| OBJECTIVE |
Locate each line containing the string "text" and copy it out.

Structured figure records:
---*---

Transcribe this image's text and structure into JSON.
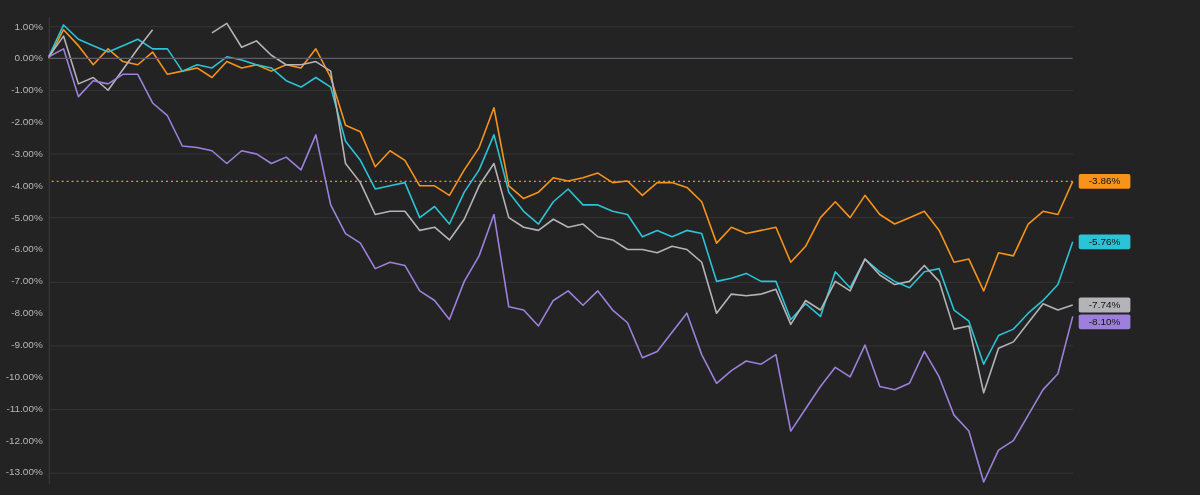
{
  "chart_data": {
    "type": "line",
    "categories": [
      null,
      null,
      null,
      null,
      null,
      null,
      null,
      null,
      null,
      null,
      null,
      null,
      null,
      null,
      null,
      null,
      null,
      null,
      null,
      null,
      null,
      null,
      null,
      null,
      null,
      null,
      null,
      null,
      null,
      null,
      null,
      null,
      null,
      null,
      null,
      null,
      null,
      null,
      null,
      null,
      null,
      null,
      null,
      null,
      null,
      null,
      null,
      null,
      null,
      null,
      null,
      null,
      null,
      null,
      null,
      null,
      null,
      null,
      null,
      null,
      null,
      null,
      null,
      null,
      null,
      null,
      null,
      null,
      null,
      null
    ],
    "series": [
      {
        "color": "#f7931a",
        "values": [
          0,
          0.9,
          0.4,
          -0.2,
          0.3,
          -0.1,
          -0.2,
          0.2,
          -0.5,
          -0.4,
          -0.3,
          -0.6,
          -0.1,
          -0.3,
          -0.2,
          -0.4,
          -0.2,
          -0.3,
          0.3,
          -0.6,
          -2.1,
          -2.3,
          -3.4,
          -2.9,
          -3.2,
          -4.0,
          -4.0,
          -4.3,
          -3.5,
          -2.8,
          -1.55,
          -4.0,
          -4.4,
          -4.2,
          -3.75,
          -3.85,
          -3.75,
          -3.6,
          -3.9,
          -3.85,
          -4.3,
          -3.9,
          -3.9,
          -4.05,
          -4.5,
          -5.8,
          -5.3,
          -5.5,
          -5.4,
          -5.3,
          -6.4,
          -5.9,
          -5.0,
          -4.5,
          -5.0,
          -4.3,
          -4.9,
          -5.2,
          -5.0,
          -4.8,
          -5.4,
          -6.4,
          -6.3,
          -7.3,
          -6.1,
          -6.2,
          -5.2,
          -4.8,
          -4.9,
          -3.86
        ]
      },
      {
        "color": "#2bc3d6",
        "values": [
          0.05,
          1.05,
          0.6,
          0.4,
          0.2,
          0.4,
          0.6,
          0.3,
          0.3,
          -0.4,
          -0.2,
          -0.3,
          0.05,
          -0.05,
          -0.2,
          -0.3,
          -0.7,
          -0.9,
          -0.6,
          -0.9,
          -2.6,
          -3.2,
          -4.1,
          -4.0,
          -3.9,
          -5.0,
          -4.65,
          -5.2,
          -4.2,
          -3.5,
          -2.4,
          -4.2,
          -4.8,
          -5.2,
          -4.5,
          -4.1,
          -4.6,
          -4.6,
          -4.8,
          -4.9,
          -5.6,
          -5.4,
          -5.6,
          -5.4,
          -5.5,
          -7.0,
          -6.9,
          -6.75,
          -7.0,
          -7.0,
          -8.2,
          -7.7,
          -8.1,
          -6.7,
          -7.2,
          -6.3,
          -6.7,
          -7.0,
          -7.2,
          -6.7,
          -6.6,
          -7.9,
          -8.25,
          -9.6,
          -8.7,
          -8.5,
          -8.0,
          -7.6,
          -7.1,
          -5.76
        ]
      },
      {
        "color": "#b4b4b8",
        "values": [
          0.05,
          0.7,
          -0.8,
          -0.6,
          -1.0,
          -0.35,
          0.3,
          0.9,
          null,
          null,
          null,
          0.8,
          1.1,
          0.35,
          0.55,
          0.1,
          -0.2,
          -0.2,
          -0.1,
          -0.4,
          -3.3,
          -3.9,
          -4.9,
          -4.8,
          -4.8,
          -5.4,
          -5.3,
          -5.7,
          -5.05,
          -4.0,
          -3.3,
          -5.0,
          -5.3,
          -5.4,
          -5.05,
          -5.3,
          -5.2,
          -5.6,
          -5.7,
          -6.0,
          -6.0,
          -6.1,
          -5.9,
          -6.0,
          -6.4,
          -8.0,
          -7.4,
          -7.45,
          -7.4,
          -7.25,
          -8.35,
          -7.6,
          -7.9,
          -7.0,
          -7.3,
          -6.3,
          -6.8,
          -7.1,
          -7.0,
          -6.5,
          -7.0,
          -8.5,
          -8.4,
          -10.5,
          -9.1,
          -8.9,
          -8.3,
          -7.7,
          -7.9,
          -7.74
        ]
      },
      {
        "color": "#9d80dc",
        "values": [
          0.05,
          0.3,
          -1.2,
          -0.7,
          -0.8,
          -0.5,
          -0.5,
          -1.4,
          -1.8,
          -2.75,
          -2.8,
          -2.9,
          -3.3,
          -2.9,
          -3.0,
          -3.3,
          -3.1,
          -3.5,
          -2.4,
          -4.6,
          -5.5,
          -5.8,
          -6.6,
          -6.4,
          -6.5,
          -7.3,
          -7.6,
          -8.2,
          -7.0,
          -6.2,
          -4.9,
          -7.8,
          -7.9,
          -8.4,
          -7.6,
          -7.3,
          -7.75,
          -7.3,
          -7.9,
          -8.3,
          -9.4,
          -9.2,
          -8.6,
          -8.0,
          -9.3,
          -10.2,
          -9.8,
          -9.5,
          -9.6,
          -9.3,
          -11.7,
          -11.0,
          -10.3,
          -9.7,
          -10.0,
          -9.0,
          -10.3,
          -10.4,
          -10.2,
          -9.2,
          -10.0,
          -11.2,
          -11.7,
          -13.3,
          -12.3,
          -12.0,
          -11.2,
          -10.4,
          -9.9,
          -8.1
        ]
      }
    ],
    "ylim": [
      -13.35,
      1.32
    ],
    "yticks": [
      {
        "value": 1,
        "label": "1.00%"
      },
      {
        "value": 0,
        "label": "0.00%"
      },
      {
        "value": -1,
        "label": "-1.00%"
      },
      {
        "value": -2,
        "label": "-2.00%"
      },
      {
        "value": -3,
        "label": "-3.00%"
      },
      {
        "value": -4,
        "label": "-4.00%"
      },
      {
        "value": -5,
        "label": "-5.00%"
      },
      {
        "value": -6,
        "label": "-6.00%"
      },
      {
        "value": -7,
        "label": "-7.00%"
      },
      {
        "value": -8,
        "label": "-8.00%"
      },
      {
        "value": -9,
        "label": "-9.00%"
      },
      {
        "value": -10,
        "label": "-10.00%"
      },
      {
        "value": -11,
        "label": "-11.00%"
      },
      {
        "value": -12,
        "label": "-12.00%"
      },
      {
        "value": -13,
        "label": "-13.00%"
      }
    ],
    "ref_lines": [
      {
        "axis": "y",
        "value": 0,
        "color": "#5c5c6a",
        "line_style": "solid"
      },
      {
        "axis": "y",
        "value": -3.86,
        "color": "#f7931a",
        "line_style": "dotted"
      }
    ],
    "annotations": [
      "-3.86%",
      "-5.76%",
      "-7.74%",
      "-8.10%"
    ],
    "grid": "y",
    "line_style": "solid",
    "marker": "none"
  }
}
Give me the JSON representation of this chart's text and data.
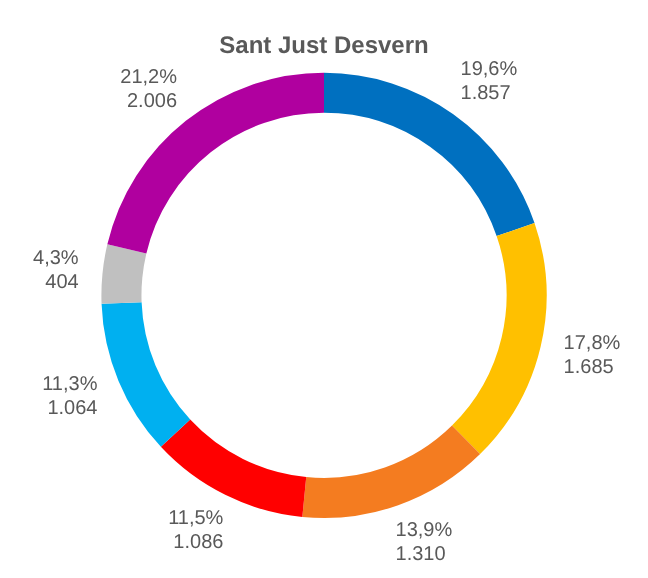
{
  "chart_data": {
    "type": "donut",
    "title": "Sant Just Desvern",
    "categories": [
      null,
      null,
      null,
      null,
      null,
      null,
      null
    ],
    "values": [
      1857,
      1685,
      1310,
      1086,
      1064,
      404,
      2006
    ],
    "colors": [
      "#0070c0",
      "#ffc000",
      "#f47c20",
      "#ff0000",
      "#00b0f0",
      "#c0c0c0",
      "#b0009f"
    ],
    "value_labels": [
      "19,6%\n1.857",
      "17,8%\n1.685",
      "13,9%\n1.310",
      "11,5%\n1.086",
      "11,3%\n1.064",
      "4,3%\n404",
      "21,2%\n2.006"
    ],
    "legend": false
  }
}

---*---

| TASK RESPONSE |
Transcribe this image's text and structure into JSON.
Give me the JSON representation of this chart's text and data.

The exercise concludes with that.